Items from a figure collection>
<<<<
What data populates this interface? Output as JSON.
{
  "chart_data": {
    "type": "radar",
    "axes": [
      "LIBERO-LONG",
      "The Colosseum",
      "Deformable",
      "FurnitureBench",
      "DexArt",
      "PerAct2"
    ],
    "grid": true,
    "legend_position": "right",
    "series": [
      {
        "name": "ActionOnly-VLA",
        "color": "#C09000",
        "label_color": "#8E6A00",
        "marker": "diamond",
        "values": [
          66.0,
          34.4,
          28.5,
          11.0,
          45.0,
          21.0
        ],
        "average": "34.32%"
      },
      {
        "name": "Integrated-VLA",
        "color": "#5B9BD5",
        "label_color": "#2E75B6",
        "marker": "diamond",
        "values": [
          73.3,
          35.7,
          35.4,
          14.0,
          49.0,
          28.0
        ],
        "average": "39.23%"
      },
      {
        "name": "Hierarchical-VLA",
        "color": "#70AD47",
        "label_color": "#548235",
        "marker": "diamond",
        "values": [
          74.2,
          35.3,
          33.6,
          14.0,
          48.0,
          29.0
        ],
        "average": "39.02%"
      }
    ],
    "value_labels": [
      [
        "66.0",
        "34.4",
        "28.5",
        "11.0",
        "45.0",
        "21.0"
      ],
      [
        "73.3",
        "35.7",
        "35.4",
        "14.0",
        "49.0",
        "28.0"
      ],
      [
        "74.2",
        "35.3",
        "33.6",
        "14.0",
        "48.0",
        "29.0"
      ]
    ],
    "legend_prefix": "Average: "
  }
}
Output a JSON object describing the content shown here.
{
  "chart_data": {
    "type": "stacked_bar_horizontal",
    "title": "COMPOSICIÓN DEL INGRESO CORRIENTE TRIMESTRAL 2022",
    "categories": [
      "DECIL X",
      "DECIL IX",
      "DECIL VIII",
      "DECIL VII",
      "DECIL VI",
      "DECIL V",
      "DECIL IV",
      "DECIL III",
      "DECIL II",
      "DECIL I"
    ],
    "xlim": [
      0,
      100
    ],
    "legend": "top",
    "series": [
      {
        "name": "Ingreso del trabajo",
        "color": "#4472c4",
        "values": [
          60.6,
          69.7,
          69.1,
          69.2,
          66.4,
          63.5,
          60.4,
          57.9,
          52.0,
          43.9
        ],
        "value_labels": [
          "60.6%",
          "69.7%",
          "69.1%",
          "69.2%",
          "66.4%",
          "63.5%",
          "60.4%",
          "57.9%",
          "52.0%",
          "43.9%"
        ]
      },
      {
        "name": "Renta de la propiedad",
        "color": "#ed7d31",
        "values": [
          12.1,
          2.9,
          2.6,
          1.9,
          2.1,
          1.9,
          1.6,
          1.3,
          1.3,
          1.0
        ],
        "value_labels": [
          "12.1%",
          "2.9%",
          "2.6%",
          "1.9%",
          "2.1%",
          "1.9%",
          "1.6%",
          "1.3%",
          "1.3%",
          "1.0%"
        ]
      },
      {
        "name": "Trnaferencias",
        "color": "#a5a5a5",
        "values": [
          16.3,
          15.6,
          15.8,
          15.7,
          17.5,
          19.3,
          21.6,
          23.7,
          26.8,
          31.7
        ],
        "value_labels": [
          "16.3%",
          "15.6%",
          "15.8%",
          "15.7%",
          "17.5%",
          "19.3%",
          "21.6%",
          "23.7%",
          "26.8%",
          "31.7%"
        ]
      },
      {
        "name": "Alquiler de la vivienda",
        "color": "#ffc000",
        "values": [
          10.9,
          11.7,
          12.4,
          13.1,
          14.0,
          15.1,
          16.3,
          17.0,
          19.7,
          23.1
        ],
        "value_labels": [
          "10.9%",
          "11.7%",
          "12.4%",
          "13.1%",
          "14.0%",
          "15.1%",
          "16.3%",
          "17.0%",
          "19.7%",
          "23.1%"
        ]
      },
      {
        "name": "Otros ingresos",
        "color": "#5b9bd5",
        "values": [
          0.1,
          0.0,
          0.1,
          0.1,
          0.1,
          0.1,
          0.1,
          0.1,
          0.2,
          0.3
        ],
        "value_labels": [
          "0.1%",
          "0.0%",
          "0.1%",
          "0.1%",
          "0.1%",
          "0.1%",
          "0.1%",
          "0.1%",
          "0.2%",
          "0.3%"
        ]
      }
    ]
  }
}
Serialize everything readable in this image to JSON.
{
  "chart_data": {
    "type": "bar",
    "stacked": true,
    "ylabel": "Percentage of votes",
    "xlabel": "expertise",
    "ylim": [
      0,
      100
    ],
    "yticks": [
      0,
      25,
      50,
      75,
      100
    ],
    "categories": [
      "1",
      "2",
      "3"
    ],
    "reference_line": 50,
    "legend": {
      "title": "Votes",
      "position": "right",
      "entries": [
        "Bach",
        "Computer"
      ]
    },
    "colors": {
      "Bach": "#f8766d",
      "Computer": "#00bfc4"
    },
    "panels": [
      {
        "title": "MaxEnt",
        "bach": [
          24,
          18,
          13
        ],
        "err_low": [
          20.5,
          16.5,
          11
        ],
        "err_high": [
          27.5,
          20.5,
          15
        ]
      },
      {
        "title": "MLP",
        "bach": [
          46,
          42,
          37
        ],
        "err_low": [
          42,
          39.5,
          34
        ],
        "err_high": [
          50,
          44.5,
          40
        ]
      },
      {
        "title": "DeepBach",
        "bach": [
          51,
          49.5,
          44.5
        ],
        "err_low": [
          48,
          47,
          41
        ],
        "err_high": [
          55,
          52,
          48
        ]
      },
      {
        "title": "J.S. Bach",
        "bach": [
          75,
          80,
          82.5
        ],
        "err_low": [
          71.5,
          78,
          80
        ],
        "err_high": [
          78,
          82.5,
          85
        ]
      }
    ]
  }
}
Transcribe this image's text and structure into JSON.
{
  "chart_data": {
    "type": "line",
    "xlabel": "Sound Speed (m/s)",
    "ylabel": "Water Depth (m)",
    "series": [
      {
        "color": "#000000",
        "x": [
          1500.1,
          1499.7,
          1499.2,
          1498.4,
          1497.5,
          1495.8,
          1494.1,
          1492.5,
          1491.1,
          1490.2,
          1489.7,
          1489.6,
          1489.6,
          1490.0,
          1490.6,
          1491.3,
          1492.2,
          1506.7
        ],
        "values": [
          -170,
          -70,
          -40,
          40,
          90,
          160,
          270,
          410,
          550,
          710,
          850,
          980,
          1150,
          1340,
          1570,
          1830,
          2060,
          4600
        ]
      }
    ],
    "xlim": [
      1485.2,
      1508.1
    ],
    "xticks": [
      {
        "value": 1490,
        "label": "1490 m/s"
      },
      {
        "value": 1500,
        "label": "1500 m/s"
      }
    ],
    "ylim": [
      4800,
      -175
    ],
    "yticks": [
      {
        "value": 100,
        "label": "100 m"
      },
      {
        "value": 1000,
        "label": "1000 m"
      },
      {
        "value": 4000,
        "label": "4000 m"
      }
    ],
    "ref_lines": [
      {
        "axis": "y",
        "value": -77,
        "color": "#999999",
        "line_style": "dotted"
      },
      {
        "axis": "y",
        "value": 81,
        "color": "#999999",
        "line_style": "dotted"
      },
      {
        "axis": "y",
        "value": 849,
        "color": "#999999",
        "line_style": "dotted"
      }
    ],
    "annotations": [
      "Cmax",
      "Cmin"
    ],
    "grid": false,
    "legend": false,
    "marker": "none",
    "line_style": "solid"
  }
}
>>>>
Problem to work on> Please quote the data above in full, with no line missing.

Task result>
What data populates this interface? Output as JSON.
{
  "chart_data": {
    "type": "radar",
    "axes": [
      "LIBERO-LONG",
      "The Colosseum",
      "Deformable",
      "FurnitureBench",
      "DexArt",
      "PerAct2"
    ],
    "grid": true,
    "legend_position": "right",
    "series": [
      {
        "name": "ActionOnly-VLA",
        "color": "#C09000",
        "label_color": "#8E6A00",
        "marker": "diamond",
        "values": [
          66.0,
          34.4,
          28.5,
          11.0,
          45.0,
          21.0
        ],
        "average": "34.32%"
      },
      {
        "name": "Integrated-VLA",
        "color": "#5B9BD5",
        "label_color": "#2E75B6",
        "marker": "diamond",
        "values": [
          73.3,
          35.7,
          35.4,
          14.0,
          49.0,
          28.0
        ],
        "average": "39.23%"
      },
      {
        "name": "Hierarchical-VLA",
        "color": "#70AD47",
        "label_color": "#548235",
        "marker": "diamond",
        "values": [
          74.2,
          35.3,
          33.6,
          14.0,
          48.0,
          29.0
        ],
        "average": "39.02%"
      }
    ],
    "value_labels": [
      [
        "66.0",
        "34.4",
        "28.5",
        "11.0",
        "45.0",
        "21.0"
      ],
      [
        "73.3",
        "35.7",
        "35.4",
        "14.0",
        "49.0",
        "28.0"
      ],
      [
        "74.2",
        "35.3",
        "33.6",
        "14.0",
        "48.0",
        "29.0"
      ]
    ],
    "legend_prefix": "Average: "
  }
}
Output a JSON object describing the content shown here.
{
  "chart_data": {
    "type": "stacked_bar_horizontal",
    "title": "COMPOSICIÓN DEL INGRESO CORRIENTE TRIMESTRAL 2022",
    "categories": [
      "DECIL X",
      "DECIL IX",
      "DECIL VIII",
      "DECIL VII",
      "DECIL VI",
      "DECIL V",
      "DECIL IV",
      "DECIL III",
      "DECIL II",
      "DECIL I"
    ],
    "xlim": [
      0,
      100
    ],
    "legend": "top",
    "series": [
      {
        "name": "Ingreso del trabajo",
        "color": "#4472c4",
        "values": [
          60.6,
          69.7,
          69.1,
          69.2,
          66.4,
          63.5,
          60.4,
          57.9,
          52.0,
          43.9
        ],
        "value_labels": [
          "60.6%",
          "69.7%",
          "69.1%",
          "69.2%",
          "66.4%",
          "63.5%",
          "60.4%",
          "57.9%",
          "52.0%",
          "43.9%"
        ]
      },
      {
        "name": "Renta de la propiedad",
        "color": "#ed7d31",
        "values": [
          12.1,
          2.9,
          2.6,
          1.9,
          2.1,
          1.9,
          1.6,
          1.3,
          1.3,
          1.0
        ],
        "value_labels": [
          "12.1%",
          "2.9%",
          "2.6%",
          "1.9%",
          "2.1%",
          "1.9%",
          "1.6%",
          "1.3%",
          "1.3%",
          "1.0%"
        ]
      },
      {
        "name": "Trnaferencias",
        "color": "#a5a5a5",
        "values": [
          16.3,
          15.6,
          15.8,
          15.7,
          17.5,
          19.3,
          21.6,
          23.7,
          26.8,
          31.7
        ],
        "value_labels": [
          "16.3%",
          "15.6%",
          "15.8%",
          "15.7%",
          "17.5%",
          "19.3%",
          "21.6%",
          "23.7%",
          "26.8%",
          "31.7%"
        ]
      },
      {
        "name": "Alquiler de la vivienda",
        "color": "#ffc000",
        "values": [
          10.9,
          11.7,
          12.4,
          13.1,
          14.0,
          15.1,
          16.3,
          17.0,
          19.7,
          23.1
        ],
        "value_labels": [
          "10.9%",
          "11.7%",
          "12.4%",
          "13.1%",
          "14.0%",
          "15.1%",
          "16.3%",
          "17.0%",
          "19.7%",
          "23.1%"
        ]
      },
      {
        "name": "Otros ingresos",
        "color": "#5b9bd5",
        "values": [
          0.1,
          0.0,
          0.1,
          0.1,
          0.1,
          0.1,
          0.1,
          0.1,
          0.2,
          0.3
        ],
        "value_labels": [
          "0.1%",
          "0.0%",
          "0.1%",
          "0.1%",
          "0.1%",
          "0.1%",
          "0.1%",
          "0.1%",
          "0.2%",
          "0.3%"
        ]
      }
    ]
  }
}
Serialize everything readable in this image to JSON.
{
  "chart_data": {
    "type": "bar",
    "stacked": true,
    "ylabel": "Percentage of votes",
    "xlabel": "expertise",
    "ylim": [
      0,
      100
    ],
    "yticks": [
      0,
      25,
      50,
      75,
      100
    ],
    "categories": [
      "1",
      "2",
      "3"
    ],
    "reference_line": 50,
    "legend": {
      "title": "Votes",
      "position": "right",
      "entries": [
        "Bach",
        "Computer"
      ]
    },
    "colors": {
      "Bach": "#f8766d",
      "Computer": "#00bfc4"
    },
    "panels": [
      {
        "title": "MaxEnt",
        "bach": [
          24,
          18,
          13
        ],
        "err_low": [
          20.5,
          16.5,
          11
        ],
        "err_high": [
          27.5,
          20.5,
          15
        ]
      },
      {
        "title": "MLP",
        "bach": [
          46,
          42,
          37
        ],
        "err_low": [
          42,
          39.5,
          34
        ],
        "err_high": [
          50,
          44.5,
          40
        ]
      },
      {
        "title": "DeepBach",
        "bach": [
          51,
          49.5,
          44.5
        ],
        "err_low": [
          48,
          47,
          41
        ],
        "err_high": [
          55,
          52,
          48
        ]
      },
      {
        "title": "J.S. Bach",
        "bach": [
          75,
          80,
          82.5
        ],
        "err_low": [
          71.5,
          78,
          80
        ],
        "err_high": [
          78,
          82.5,
          85
        ]
      }
    ]
  }
}
Transcribe this image's text and structure into JSON.
{
  "chart_data": {
    "type": "line",
    "xlabel": "Sound Speed (m/s)",
    "ylabel": "Water Depth (m)",
    "series": [
      {
        "color": "#000000",
        "x": [
          1500.1,
          1499.7,
          1499.2,
          1498.4,
          1497.5,
          1495.8,
          1494.1,
          1492.5,
          1491.1,
          1490.2,
          1489.7,
          1489.6,
          1489.6,
          1490.0,
          1490.6,
          1491.3,
          1492.2,
          1506.7
        ],
        "values": [
          -170,
          -70,
          -40,
          40,
          90,
          160,
          270,
          410,
          550,
          710,
          850,
          980,
          1150,
          1340,
          1570,
          1830,
          2060,
          4600
        ]
      }
    ],
    "xlim": [
      1485.2,
      1508.1
    ],
    "xticks": [
      {
        "value": 1490,
        "label": "1490 m/s"
      },
      {
        "value": 1500,
        "label": "1500 m/s"
      }
    ],
    "ylim": [
      4800,
      -175
    ],
    "yticks": [
      {
        "value": 100,
        "label": "100 m"
      },
      {
        "value": 1000,
        "label": "1000 m"
      },
      {
        "value": 4000,
        "label": "4000 m"
      }
    ],
    "ref_lines": [
      {
        "axis": "y",
        "value": -77,
        "color": "#999999",
        "line_style": "dotted"
      },
      {
        "axis": "y",
        "value": 81,
        "color": "#999999",
        "line_style": "dotted"
      },
      {
        "axis": "y",
        "value": 849,
        "color": "#999999",
        "line_style": "dotted"
      }
    ],
    "annotations": [
      "Cmax",
      "Cmin"
    ],
    "grid": false,
    "legend": false,
    "marker": "none",
    "line_style": "solid"
  }
}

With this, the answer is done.